◆ **TASK TO COMPLETE**:
Retype the full set of records. Keep every character identical.
— start DATA SHOWN —
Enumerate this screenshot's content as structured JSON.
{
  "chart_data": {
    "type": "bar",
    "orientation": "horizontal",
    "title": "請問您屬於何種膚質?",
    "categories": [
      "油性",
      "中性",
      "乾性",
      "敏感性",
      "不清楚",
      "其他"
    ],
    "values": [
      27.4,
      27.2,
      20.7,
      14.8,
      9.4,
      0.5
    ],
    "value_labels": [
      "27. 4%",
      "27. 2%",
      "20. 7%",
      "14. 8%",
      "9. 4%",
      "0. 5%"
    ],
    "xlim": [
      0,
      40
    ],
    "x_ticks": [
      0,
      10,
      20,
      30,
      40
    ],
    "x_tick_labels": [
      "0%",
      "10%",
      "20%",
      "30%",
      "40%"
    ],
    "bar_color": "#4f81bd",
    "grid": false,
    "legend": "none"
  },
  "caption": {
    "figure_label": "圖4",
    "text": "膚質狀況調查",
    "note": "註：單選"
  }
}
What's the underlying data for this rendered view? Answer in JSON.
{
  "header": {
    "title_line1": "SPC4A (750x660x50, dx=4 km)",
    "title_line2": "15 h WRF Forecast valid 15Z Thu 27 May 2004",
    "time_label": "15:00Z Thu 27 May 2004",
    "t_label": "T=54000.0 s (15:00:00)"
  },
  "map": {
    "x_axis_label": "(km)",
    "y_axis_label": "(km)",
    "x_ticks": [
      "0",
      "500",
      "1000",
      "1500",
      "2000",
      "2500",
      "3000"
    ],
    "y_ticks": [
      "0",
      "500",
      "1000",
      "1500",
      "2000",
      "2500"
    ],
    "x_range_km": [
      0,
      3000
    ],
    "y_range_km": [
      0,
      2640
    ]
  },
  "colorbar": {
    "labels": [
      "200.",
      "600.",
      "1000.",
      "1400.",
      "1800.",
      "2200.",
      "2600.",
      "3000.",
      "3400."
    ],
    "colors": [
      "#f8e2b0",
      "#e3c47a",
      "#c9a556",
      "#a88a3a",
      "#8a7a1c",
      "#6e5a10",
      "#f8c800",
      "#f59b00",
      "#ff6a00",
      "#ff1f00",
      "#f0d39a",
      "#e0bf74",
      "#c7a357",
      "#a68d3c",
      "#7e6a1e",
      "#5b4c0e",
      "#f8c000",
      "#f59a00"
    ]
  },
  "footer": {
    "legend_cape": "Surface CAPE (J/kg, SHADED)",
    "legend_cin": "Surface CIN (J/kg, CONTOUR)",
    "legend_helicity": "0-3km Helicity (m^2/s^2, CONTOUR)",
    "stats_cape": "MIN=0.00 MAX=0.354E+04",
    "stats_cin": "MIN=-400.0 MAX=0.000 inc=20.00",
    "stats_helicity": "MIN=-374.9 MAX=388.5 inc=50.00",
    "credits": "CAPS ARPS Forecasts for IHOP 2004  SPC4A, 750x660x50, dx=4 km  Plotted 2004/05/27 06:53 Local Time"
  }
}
— end DATA SHOWN —
◆ **FINISHED EXERCISE**:
Enumerate this screenshot's content as structured JSON.
{
  "chart_data": {
    "type": "bar",
    "orientation": "horizontal",
    "title": "請問您屬於何種膚質?",
    "categories": [
      "油性",
      "中性",
      "乾性",
      "敏感性",
      "不清楚",
      "其他"
    ],
    "values": [
      27.4,
      27.2,
      20.7,
      14.8,
      9.4,
      0.5
    ],
    "value_labels": [
      "27. 4%",
      "27. 2%",
      "20. 7%",
      "14. 8%",
      "9. 4%",
      "0. 5%"
    ],
    "xlim": [
      0,
      40
    ],
    "x_ticks": [
      0,
      10,
      20,
      30,
      40
    ],
    "x_tick_labels": [
      "0%",
      "10%",
      "20%",
      "30%",
      "40%"
    ],
    "bar_color": "#4f81bd",
    "grid": false,
    "legend": "none"
  },
  "caption": {
    "figure_label": "圖4",
    "text": "膚質狀況調查",
    "note": "註：單選"
  }
}
What's the underlying data for this rendered view? Answer in JSON.
{
  "header": {
    "title_line1": "SPC4A (750x660x50, dx=4 km)",
    "title_line2": "15 h WRF Forecast valid 15Z Thu 27 May 2004",
    "time_label": "15:00Z Thu 27 May 2004",
    "t_label": "T=54000.0 s (15:00:00)"
  },
  "map": {
    "x_axis_label": "(km)",
    "y_axis_label": "(km)",
    "x_ticks": [
      "0",
      "500",
      "1000",
      "1500",
      "2000",
      "2500",
      "3000"
    ],
    "y_ticks": [
      "0",
      "500",
      "1000",
      "1500",
      "2000",
      "2500"
    ],
    "x_range_km": [
      0,
      3000
    ],
    "y_range_km": [
      0,
      2640
    ]
  },
  "colorbar": {
    "labels": [
      "200.",
      "600.",
      "1000.",
      "1400.",
      "1800.",
      "2200.",
      "2600.",
      "3000.",
      "3400."
    ],
    "colors": [
      "#f8e2b0",
      "#e3c47a",
      "#c9a556",
      "#a88a3a",
      "#8a7a1c",
      "#6e5a10",
      "#f8c800",
      "#f59b00",
      "#ff6a00",
      "#ff1f00",
      "#f0d39a",
      "#e0bf74",
      "#c7a357",
      "#a68d3c",
      "#7e6a1e",
      "#5b4c0e",
      "#f8c000",
      "#f59a00"
    ]
  },
  "footer": {
    "legend_cape": "Surface CAPE (J/kg, SHADED)",
    "legend_cin": "Surface CIN (J/kg, CONTOUR)",
    "legend_helicity": "0-3km Helicity (m^2/s^2, CONTOUR)",
    "stats_cape": "MIN=0.00 MAX=0.354E+04",
    "stats_cin": "MIN=-400.0 MAX=0.000 inc=20.00",
    "stats_helicity": "MIN=-374.9 MAX=388.5 inc=50.00",
    "credits": "CAPS ARPS Forecasts for IHOP 2004  SPC4A, 750x660x50, dx=4 km  Plotted 2004/05/27 06:53 Local Time"
  }
}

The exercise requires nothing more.